**GIVEN TEXT**.
# T-56 swap



## Indecision (Oct 24, 2010)

I am looking to do a T56 swap in my 66 GTO. I have an RPM Stage V built T56 in my RX7, but I think I am going to put it in my GTO. I know that the trans tunnel needs to be reworked to fit it. I am still deciding whether or not I am going to do an LS series swap, though it is pretty likely. Anyway... does anyone know of a prefabbed tunnel that will work with a T56? Or does it have to be custom formed? Any input would be appreciated.


----------



## Indecision (Oct 24, 2010)

So I am going to guess that custom is my only option, haha.


----------



## crustysack (Oct 5, 2008)

I dont think anyone makes a kit for that swap, the fabrication part is rather simple though. make friends with someone with a welder and buy the beer. anyone with even minor skills could knock that out in 1-2 hrs. heres a shot of what you have to cut out, and the fabbed tunnel


----------



## 66tempestGT (Nov 28, 2009)

pretty slick!


----------



## Indecision (Oct 24, 2010)

crustysack said:


> I dont think anyone makes a kit for that swap, the fabrication part is rather simple though. make friends with someone with a welder and buy the beer. anyone with even minor skills could knock that out in 1-2 hrs. heres a shot of what you have to cut out, and the fabbed tunnel


Doesn't look too bad, do you know about fitting the stock center console over that refabbed area? Does it work, does it have to be severely modified?


----------



## Bensjammin66 (May 12, 2009)

I did a TKO600 in my 66 and its all your tunnel work that depends on the console fitting or not. I reused the pieces of the floor I cut out I just added about 1.5" of steel under them to "lift" it. My console went in with a hitch. I used an automatic and cut it to fit the shifter location. Filled the enlarged hole in the automatic console with a polished piece of stainless that now houses the line lock and fuel pump switches.


----------



## Bensjammin66 (May 12, 2009)

Went in WITHOUT a hitch rather... duhhh

I wouldnt modify your console if its a 4 speed goat one with origanal wood grain. Hack up a lemans auto one if you can find one cheap OR take your time and make the floor work around it.


----------



## crustysack (Oct 5, 2008)

I did not have an original center console- car was an automatic on the column, I have since made a custom center console


----------



## Indecision (Oct 24, 2010)

Bensjammin66 said:


> Went in WITHOUT a hitch rather... duhhh
> 
> I wouldnt modify your console if its a 4 speed goat one with origanal wood grain. Hack up a lemans auto one if you can find one cheap OR take your time and make the floor work around it.


Mine doesn't have any wood grain, it's metal with the ribs down the middle. I don't know about the positioning of the shifter hole. But I could probably use an aluminum block to offset it if it's close front to back. I had to use one to make it centered in the hole on the car it's currently on. So hopefully it wouldn't have to be hacked up as far as the hole goes. I have no problem trimming the bottom portion to fit the contour of the new trans tunnel though. I want the console to look as stock as possible.

**WRITTEN REQUEST 1**. Please convert the records, from the first line up to and including the line with "literal-null: null bbox=[524, 514, 582, 542]", into a JSON list of strings with one string per line and no blank lines.

**Excerpt from a dataset**.
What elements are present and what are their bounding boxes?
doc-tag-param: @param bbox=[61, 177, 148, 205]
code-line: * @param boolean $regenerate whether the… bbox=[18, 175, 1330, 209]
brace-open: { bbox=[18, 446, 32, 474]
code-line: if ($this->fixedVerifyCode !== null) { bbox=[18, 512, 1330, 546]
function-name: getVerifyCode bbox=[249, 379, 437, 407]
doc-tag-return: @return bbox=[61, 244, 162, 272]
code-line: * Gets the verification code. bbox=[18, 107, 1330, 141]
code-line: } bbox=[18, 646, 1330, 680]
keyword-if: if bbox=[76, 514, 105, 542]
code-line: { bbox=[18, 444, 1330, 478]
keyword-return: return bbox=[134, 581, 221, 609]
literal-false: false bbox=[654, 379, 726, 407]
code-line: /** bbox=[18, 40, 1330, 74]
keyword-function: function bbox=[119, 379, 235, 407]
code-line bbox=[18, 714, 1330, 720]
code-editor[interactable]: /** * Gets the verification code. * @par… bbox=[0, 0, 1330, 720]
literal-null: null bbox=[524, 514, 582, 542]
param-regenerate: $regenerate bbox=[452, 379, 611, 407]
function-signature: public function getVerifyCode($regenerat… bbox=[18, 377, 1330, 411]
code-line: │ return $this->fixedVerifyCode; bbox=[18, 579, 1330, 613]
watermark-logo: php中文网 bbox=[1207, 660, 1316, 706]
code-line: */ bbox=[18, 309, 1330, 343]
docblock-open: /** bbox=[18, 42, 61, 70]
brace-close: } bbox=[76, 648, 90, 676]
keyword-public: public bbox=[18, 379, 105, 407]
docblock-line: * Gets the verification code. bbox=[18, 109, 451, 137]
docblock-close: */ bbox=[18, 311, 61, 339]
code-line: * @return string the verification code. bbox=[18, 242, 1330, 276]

**WRITTEN REQUEST 2**. According to the T-56 swap thread, how long does crustysack say someone with even minor skills would need to fabricate the tunnel?

**TASK SOLUTION 1**.
[
  "What elements are present and what are their bounding boxes?",
  "doc-tag-param: @param bbox=[61, 177, 148, 205]",
  "code-line: * @param boolean $regenerate whether the… bbox=[18, 175, 1330, 209]",
  "brace-open: { bbox=[18, 446, 32, 474]",
  "code-line: if ($this->fixedVerifyCode !== null) { bbox=[18, 512, 1330, 546]",
  "function-name: getVerifyCode bbox=[249, 379, 437, 407]",
  "doc-tag-return: @return bbox=[61, 244, 162, 272]",
  "code-line: * Gets the verification code. bbox=[18, 107, 1330, 141]",
  "code-line: } bbox=[18, 646, 1330, 680]",
  "keyword-if: if bbox=[76, 514, 105, 542]",
  "code-line: { bbox=[18, 444, 1330, 478]",
  "keyword-return: return bbox=[134, 581, 221, 609]",
  "literal-false: false bbox=[654, 379, 726, 407]",
  "code-line: /** bbox=[18, 40, 1330, 74]",
  "keyword-function: function bbox=[119, 379, 235, 407]",
  "code-line bbox=[18, 714, 1330, 720]",
  "code-editor[interactable]: /** * Gets the verification code. * @par… bbox=[0, 0, 1330, 720]",
  "literal-null: null bbox=[524, 514, 582, 542]"
]

**TASK SOLUTION 2**. 1-2 hours.